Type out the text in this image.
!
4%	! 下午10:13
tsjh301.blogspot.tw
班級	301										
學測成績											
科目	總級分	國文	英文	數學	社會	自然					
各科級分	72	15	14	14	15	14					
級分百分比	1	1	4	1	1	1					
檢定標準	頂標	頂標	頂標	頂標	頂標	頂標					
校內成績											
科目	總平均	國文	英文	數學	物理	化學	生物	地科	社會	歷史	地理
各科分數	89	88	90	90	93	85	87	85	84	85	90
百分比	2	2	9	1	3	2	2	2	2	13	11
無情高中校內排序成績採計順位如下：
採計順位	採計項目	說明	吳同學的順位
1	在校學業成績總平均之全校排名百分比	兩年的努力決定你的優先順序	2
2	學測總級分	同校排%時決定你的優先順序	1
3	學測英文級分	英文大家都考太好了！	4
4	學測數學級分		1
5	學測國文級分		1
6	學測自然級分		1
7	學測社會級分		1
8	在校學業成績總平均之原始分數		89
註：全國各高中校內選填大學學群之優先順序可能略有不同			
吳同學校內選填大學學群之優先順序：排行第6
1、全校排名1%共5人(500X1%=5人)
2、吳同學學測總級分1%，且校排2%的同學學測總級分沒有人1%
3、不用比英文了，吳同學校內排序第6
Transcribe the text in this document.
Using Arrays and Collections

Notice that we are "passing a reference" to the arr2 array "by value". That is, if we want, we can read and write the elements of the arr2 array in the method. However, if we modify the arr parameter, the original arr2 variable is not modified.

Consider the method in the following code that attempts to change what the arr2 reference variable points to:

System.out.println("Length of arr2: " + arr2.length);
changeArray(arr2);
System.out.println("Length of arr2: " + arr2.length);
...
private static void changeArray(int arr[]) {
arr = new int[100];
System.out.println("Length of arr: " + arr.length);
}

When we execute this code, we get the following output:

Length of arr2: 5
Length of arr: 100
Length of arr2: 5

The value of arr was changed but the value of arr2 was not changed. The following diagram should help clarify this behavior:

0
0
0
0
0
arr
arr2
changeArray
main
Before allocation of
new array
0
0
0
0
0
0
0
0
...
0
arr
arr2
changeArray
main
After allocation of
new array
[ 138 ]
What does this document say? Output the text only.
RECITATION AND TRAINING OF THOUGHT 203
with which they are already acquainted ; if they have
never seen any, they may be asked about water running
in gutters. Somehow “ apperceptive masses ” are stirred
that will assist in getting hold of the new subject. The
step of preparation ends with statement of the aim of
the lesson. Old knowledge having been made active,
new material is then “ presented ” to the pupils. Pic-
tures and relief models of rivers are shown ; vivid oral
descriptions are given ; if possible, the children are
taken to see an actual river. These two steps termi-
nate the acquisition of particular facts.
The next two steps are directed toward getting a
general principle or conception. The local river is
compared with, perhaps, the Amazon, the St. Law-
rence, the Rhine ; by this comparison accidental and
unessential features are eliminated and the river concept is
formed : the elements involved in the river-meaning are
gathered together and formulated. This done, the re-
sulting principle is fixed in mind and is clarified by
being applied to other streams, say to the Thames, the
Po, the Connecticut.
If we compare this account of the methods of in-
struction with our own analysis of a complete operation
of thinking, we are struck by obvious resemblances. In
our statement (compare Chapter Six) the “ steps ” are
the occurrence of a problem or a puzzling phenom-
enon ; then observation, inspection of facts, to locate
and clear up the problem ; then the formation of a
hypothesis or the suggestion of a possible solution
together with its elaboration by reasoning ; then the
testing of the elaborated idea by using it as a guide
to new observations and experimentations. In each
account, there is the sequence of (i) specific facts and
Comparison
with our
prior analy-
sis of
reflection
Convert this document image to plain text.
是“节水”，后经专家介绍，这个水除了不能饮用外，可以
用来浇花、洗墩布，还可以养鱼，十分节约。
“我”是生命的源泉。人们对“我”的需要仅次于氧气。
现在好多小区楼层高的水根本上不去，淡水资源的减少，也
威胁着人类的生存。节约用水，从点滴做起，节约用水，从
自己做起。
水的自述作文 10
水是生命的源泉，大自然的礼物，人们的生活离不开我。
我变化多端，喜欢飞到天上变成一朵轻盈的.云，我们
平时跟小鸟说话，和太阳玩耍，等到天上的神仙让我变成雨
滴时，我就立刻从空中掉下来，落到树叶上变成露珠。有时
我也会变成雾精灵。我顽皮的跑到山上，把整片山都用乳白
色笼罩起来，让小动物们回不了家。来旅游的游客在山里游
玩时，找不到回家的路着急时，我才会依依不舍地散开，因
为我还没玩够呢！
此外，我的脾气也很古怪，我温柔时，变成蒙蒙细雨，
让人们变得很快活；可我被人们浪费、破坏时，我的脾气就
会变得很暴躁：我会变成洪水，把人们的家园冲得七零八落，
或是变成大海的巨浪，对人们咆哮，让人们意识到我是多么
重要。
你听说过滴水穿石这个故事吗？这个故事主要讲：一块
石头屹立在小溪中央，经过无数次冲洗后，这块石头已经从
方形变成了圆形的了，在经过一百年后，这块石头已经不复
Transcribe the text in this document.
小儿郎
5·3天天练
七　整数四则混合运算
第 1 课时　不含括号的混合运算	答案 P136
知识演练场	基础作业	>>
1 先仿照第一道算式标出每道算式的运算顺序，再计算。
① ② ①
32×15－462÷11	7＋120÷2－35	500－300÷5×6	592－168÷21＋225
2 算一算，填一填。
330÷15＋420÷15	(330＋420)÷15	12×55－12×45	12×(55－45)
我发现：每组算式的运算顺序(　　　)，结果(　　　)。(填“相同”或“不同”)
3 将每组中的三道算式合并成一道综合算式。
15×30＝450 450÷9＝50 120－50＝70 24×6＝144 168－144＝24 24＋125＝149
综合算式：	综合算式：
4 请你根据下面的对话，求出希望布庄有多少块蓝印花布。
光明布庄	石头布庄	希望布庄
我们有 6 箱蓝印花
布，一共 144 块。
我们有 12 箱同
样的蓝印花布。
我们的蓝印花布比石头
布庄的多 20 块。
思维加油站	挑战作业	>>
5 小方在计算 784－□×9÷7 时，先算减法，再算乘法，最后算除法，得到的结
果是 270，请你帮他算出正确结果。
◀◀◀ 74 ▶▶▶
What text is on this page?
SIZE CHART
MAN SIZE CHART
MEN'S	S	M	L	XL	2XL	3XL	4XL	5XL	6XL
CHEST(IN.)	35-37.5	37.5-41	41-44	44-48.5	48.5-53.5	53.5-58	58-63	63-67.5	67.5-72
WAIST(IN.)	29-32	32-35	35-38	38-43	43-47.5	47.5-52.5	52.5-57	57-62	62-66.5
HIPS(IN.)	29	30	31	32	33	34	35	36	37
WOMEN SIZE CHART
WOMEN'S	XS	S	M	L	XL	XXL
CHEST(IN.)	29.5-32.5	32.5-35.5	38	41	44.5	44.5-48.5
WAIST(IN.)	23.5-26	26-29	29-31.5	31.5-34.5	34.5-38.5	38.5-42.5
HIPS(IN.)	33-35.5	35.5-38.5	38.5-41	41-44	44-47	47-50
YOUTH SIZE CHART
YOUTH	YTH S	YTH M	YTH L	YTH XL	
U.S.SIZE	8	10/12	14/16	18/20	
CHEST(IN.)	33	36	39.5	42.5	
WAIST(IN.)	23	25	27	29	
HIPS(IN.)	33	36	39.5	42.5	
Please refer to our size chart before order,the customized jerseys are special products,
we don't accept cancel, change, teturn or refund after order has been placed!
━━━
**What to do:**
Return all lines containing the word "been".

**Task answer:**
the lesson. Old knowledge having been made active,
we don't accept cancel, change, teturn or refund after order has been placed!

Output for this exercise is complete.